• **Task prompt**
Scan the data, and whenever a line contains "area", copy it.

• **Input material**
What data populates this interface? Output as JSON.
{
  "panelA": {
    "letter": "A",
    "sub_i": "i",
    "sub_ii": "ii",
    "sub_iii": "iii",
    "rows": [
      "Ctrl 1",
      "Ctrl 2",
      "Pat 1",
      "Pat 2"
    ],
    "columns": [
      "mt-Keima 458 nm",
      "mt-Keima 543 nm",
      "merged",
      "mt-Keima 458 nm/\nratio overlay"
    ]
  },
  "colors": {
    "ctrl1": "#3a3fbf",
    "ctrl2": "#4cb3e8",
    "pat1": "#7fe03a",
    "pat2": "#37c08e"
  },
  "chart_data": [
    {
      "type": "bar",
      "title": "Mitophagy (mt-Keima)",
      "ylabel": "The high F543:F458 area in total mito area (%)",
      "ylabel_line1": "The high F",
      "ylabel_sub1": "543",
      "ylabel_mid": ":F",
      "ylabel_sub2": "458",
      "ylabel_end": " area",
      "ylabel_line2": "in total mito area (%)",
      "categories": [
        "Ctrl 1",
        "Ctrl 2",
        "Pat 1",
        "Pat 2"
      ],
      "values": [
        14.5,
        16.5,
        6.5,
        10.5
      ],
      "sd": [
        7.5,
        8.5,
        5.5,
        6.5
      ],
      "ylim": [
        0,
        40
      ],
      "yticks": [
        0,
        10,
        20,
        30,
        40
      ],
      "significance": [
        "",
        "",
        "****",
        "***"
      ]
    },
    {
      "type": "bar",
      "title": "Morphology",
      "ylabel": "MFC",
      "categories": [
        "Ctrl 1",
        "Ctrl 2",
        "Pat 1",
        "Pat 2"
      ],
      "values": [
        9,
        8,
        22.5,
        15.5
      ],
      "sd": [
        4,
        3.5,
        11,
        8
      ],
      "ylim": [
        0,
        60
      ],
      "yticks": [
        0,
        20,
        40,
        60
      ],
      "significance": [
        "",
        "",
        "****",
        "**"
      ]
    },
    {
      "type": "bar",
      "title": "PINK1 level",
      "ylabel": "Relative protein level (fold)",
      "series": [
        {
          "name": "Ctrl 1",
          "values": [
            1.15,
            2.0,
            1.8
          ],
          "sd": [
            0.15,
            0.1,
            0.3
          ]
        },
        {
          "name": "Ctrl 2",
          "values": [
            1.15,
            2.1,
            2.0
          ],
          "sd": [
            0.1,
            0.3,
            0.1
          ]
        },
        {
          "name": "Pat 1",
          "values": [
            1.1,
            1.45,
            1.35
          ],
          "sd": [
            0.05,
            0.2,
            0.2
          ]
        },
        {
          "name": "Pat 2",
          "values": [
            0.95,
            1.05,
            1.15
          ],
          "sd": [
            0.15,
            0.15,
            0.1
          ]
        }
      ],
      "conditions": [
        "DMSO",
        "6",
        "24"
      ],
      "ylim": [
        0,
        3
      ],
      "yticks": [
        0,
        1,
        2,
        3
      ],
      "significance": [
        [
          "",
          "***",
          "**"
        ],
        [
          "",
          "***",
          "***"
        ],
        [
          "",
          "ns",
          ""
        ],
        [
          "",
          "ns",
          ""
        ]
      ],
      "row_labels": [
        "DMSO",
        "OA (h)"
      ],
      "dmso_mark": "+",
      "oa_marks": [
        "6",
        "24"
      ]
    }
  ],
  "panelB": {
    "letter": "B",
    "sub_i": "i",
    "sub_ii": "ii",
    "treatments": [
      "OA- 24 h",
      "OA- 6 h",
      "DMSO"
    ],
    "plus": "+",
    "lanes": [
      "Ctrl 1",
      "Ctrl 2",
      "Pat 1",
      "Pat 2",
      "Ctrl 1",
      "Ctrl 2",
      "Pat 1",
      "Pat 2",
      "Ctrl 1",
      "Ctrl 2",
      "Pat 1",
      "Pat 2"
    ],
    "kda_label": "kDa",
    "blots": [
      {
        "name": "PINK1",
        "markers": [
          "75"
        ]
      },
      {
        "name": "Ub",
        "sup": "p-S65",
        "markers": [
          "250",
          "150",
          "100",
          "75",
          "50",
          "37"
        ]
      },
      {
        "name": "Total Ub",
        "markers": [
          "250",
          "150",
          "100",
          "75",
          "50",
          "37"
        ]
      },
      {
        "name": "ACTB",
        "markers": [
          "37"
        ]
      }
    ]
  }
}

• **Response to the task**
      "ylabel": "The high F543:F458 area in total mito area (%)",
      "ylabel_end": " area",
      "ylabel_line2": "in total mito area (%)",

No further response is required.